**挑战 A**. 根据数组配对题的说明,数组长度 n 有哪些限制?
**挑战 B**. 请接续数组配对题的说明,从其最后一句之后继续往下写。

**待读文本**.
____________________

题意:
现有一个定义:(1)两个数的奇偶性相同
(2)两个数的差的绝对值为1 ,即|a-b|=1
满足以上两个条件之一,就可以说两个数是相似的
先给你一个数组,让你将数组内分成多组,每组两个元素是否都相似。
题目:
We call two numbers x and y similar if they have the same parity (the same remainder when divided by 2), or if |x−y|=1. For example, in each of the pairs (2,6), (4,3), (11,7), the numbers are similar to each other, and in the pairs (1,4), (3,12), they are not.
You are given an array a of n (n is even) positive integers. Check if there is such a partition of the array into pairs that each element of the array belongs to exactly one pair and the numbers in each pair are similar to each other.
For example, for the array a=[11,14,16,12], there is a partition into pairs (11,12) and (14,16). The numbers in the first pair are similar because they differ by one, and in the second pair because they are both even.
Input
The first line contains a single integer t (1≤t≤1000) — the number of test cases. Then t test cases follow.
Each test case consists of two lines.
The first line contains an even positive integer n (2≤n≤50) — length of array a.
The second line contains n positive integers a1,a2,…,an (1≤ai≤100).
Output
For each test case print:
YES if the such a partition exists,
NO otherwise.

____________________

**给定条目**.
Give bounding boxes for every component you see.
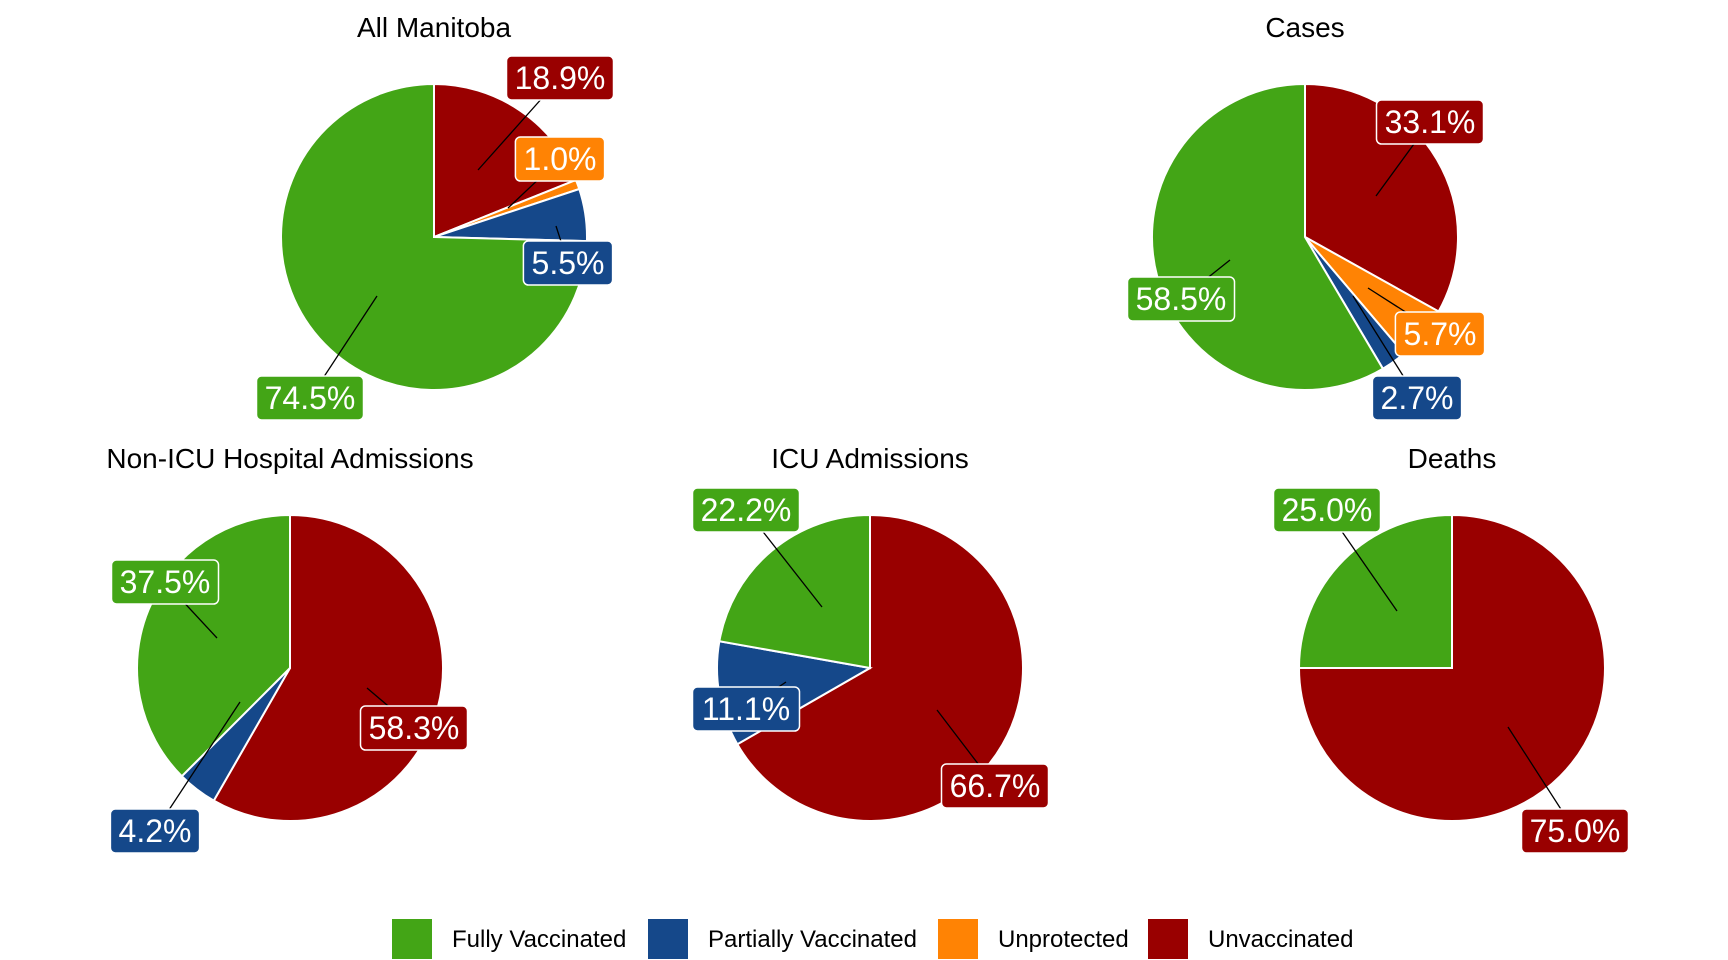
pie-slice-icu-admissions-unvaccinated: [735, 513, 1024, 822]
data-label-text: 66.7%: [950, 768, 1041, 804]
pie-slices-all-manitoba: [280, 82, 588, 391]
data-label-non-icu-hospital-admissions-partially-vaccinated: 4.2%: [109, 808, 201, 854]
legend: Fully Vaccinated Partially Vaccinated Unpr…: [392, 919, 1353, 959]
data-label-box: [522, 240, 614, 286]
data-label-box: [1375, 99, 1485, 145]
data-label-box: [1126, 276, 1236, 322]
data-label-cases-unvaccinated: 33.1%: [1375, 99, 1485, 145]
data-label-cases-partially-vaccinated: 2.7%: [1371, 375, 1463, 421]
legend-label-partially-vaccinated: Partially Vaccinated: [708, 926, 917, 953]
panel-title-deaths: Deaths: [1408, 443, 1497, 474]
pie-panel-deaths: Deaths 75.0% 25.0%: [1272, 443, 1630, 854]
data-label-box: [514, 136, 606, 182]
data-label-text: 22.2%: [701, 492, 792, 528]
pie-panel-icu-admissions: ICU Admissions 66.7% 11.1% 22.2%: [691, 443, 1050, 822]
legend-swatch-partially-vaccinated: [648, 919, 688, 959]
data-label-all-manitoba-unprotected: 1.0%: [514, 136, 606, 182]
legend-item-partially-vaccinated: Partially Vaccinated: [648, 919, 917, 959]
pie-panel-non-icu-hospital-admissions: Non-ICU Hospital Admissions 58.3% 4.2% 37.5…: [106, 443, 474, 854]
data-label-cases-unprotected: 5.7%: [1394, 311, 1486, 357]
data-label-text: 37.5%: [120, 564, 211, 600]
data-label-box: [110, 559, 220, 605]
panel-title-icu-admissions: ICU Admissions: [771, 443, 969, 474]
pie-slice-icu-admissions-fully-vaccinated: [718, 513, 871, 670]
data-label-all-manitoba-unvaccinated: 18.9%: [505, 55, 615, 101]
data-label-deaths-fully-vaccinated: 25.0%: [1272, 487, 1382, 533]
data-label-box: [505, 55, 615, 101]
data-label-text: 58.5%: [1136, 281, 1227, 317]
legend-label-unprotected: Unprotected: [998, 926, 1129, 953]
data-label-box: [1520, 808, 1630, 854]
data-label-icu-admissions-fully-vaccinated: 22.2%: [691, 487, 801, 533]
legend-item-fully-vaccinated: Fully Vaccinated: [392, 919, 626, 959]
data-label-text: 74.5%: [265, 380, 356, 416]
data-label-text: 1.0%: [524, 141, 597, 177]
data-label-box: [359, 705, 469, 751]
data-label-box: [1371, 375, 1463, 421]
data-label-text: 33.1%: [1385, 104, 1476, 140]
panel-title-cases: Cases: [1265, 12, 1344, 43]
legend-label-fully-vaccinated: Fully Vaccinated: [452, 926, 626, 953]
data-label-box: [691, 686, 801, 732]
legend-item-unvaccinated: Unvaccinated: [1148, 919, 1353, 959]
data-label-text: 58.3%: [369, 710, 460, 746]
pie-slice-all-manitoba-fully-vaccinated: [280, 82, 588, 391]
data-label-box: [1272, 487, 1382, 533]
data-label-text: 25.0%: [1282, 492, 1373, 528]
pie-slice-deaths-unvaccinated: [1297, 513, 1606, 822]
data-label-text: 5.5%: [532, 245, 605, 281]
data-label-non-icu-hospital-admissions-fully-vaccinated: 37.5%: [110, 559, 220, 605]
legend-swatch-unvaccinated: [1148, 919, 1188, 959]
data-label-all-manitoba-partially-vaccinated: 5.5%: [522, 240, 614, 286]
data-label-text: 75.0%: [1530, 813, 1621, 849]
data-label-icu-admissions-unvaccinated: 66.7%: [940, 763, 1050, 809]
data-label-box: [691, 487, 801, 533]
data-label-deaths-unvaccinated: 75.0%: [1520, 808, 1630, 854]
data-label-box: [1394, 311, 1486, 357]
legend-label-unvaccinated: Unvaccinated: [1208, 926, 1353, 953]
pie-panel-cases: Cases 33.1% 5.7% 2.7% 58.5%: [1126, 12, 1486, 421]
data-label-text: 18.9%: [515, 60, 606, 96]
data-label-icu-admissions-partially-vaccinated: 11.1%: [691, 686, 801, 732]
data-label-text: 5.7%: [1404, 316, 1477, 352]
legend-swatch-fully-vaccinated: [392, 919, 432, 959]
panel-title-non-icu-hospital-admissions: Non-ICU Hospital Admissions: [106, 443, 473, 474]
legend-swatch-unprotected: [938, 919, 978, 959]
data-label-text: 4.2%: [119, 813, 192, 849]
legend-item-unprotected: Unprotected: [938, 919, 1129, 959]
data-label-text: 11.1%: [702, 691, 790, 727]
data-label-box: [255, 375, 365, 421]
pie-slice-deaths-fully-vaccinated: [1297, 513, 1453, 669]
panel-title-all-manitoba: All Manitoba: [357, 12, 512, 43]
data-label-cases-fully-vaccinated: 58.5%: [1126, 276, 1236, 322]
data-label-box: [940, 763, 1050, 809]
data-label-text: 2.7%: [1381, 380, 1454, 416]
data-label-non-icu-hospital-admissions-unvaccinated: 58.3%: [359, 705, 469, 751]
data-label-all-manitoba-fully-vaccinated: 74.5%: [255, 375, 365, 421]
data-label-box: [109, 808, 201, 854]
pie-slices-deaths: [1297, 513, 1606, 822]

____________________

**参考答案 A**. n 是偶数正整数,且 2≤n≤50。

**参考答案 B**.
The letters in the words YES and NO can be displayed in any case.
Example
Input
7
4
11 14 16 12
2
1 8
4
1 1 1 1
4
1 2 5 6
2
12 13
6
1 6 3 10 5 8
6
1 12 3 10 5 8
Output
YES
NO
YES
YES
YES
YES
NO
Note
The first test case was explained in the statement.
In the second test case, the two given numbers are not similar.
In the third test case, any partition is suitable.
分析:
由于n为偶数,那么奇数个数和偶数个数奇偶性相同
(1)如果个数都为偶,直接各自配对
(2)如果个数为奇,我们只需要判断是否存在一对奇数和偶数相差为1配对,如果找不到就NO
AC代码:
#include<stdio.h>
#include<cstring>
#include<algorithm>
using namespace std;
int t,n,x,y,flag;
int dp[60];
int main()
{
scanf("%d",&t);
while(t--)
{
x=y=flag=0;
scanf("%d",&n);
for(int i=0; i<n; i++)
{
scanf("%d",&dp[i]);
if(dp[i]%2) x++;
}
if(x%2==0)
flag=1;
sort(dp,dp+n);
for(int i=1; i<n; i++)
if(dp[i]-dp[i-1]==1)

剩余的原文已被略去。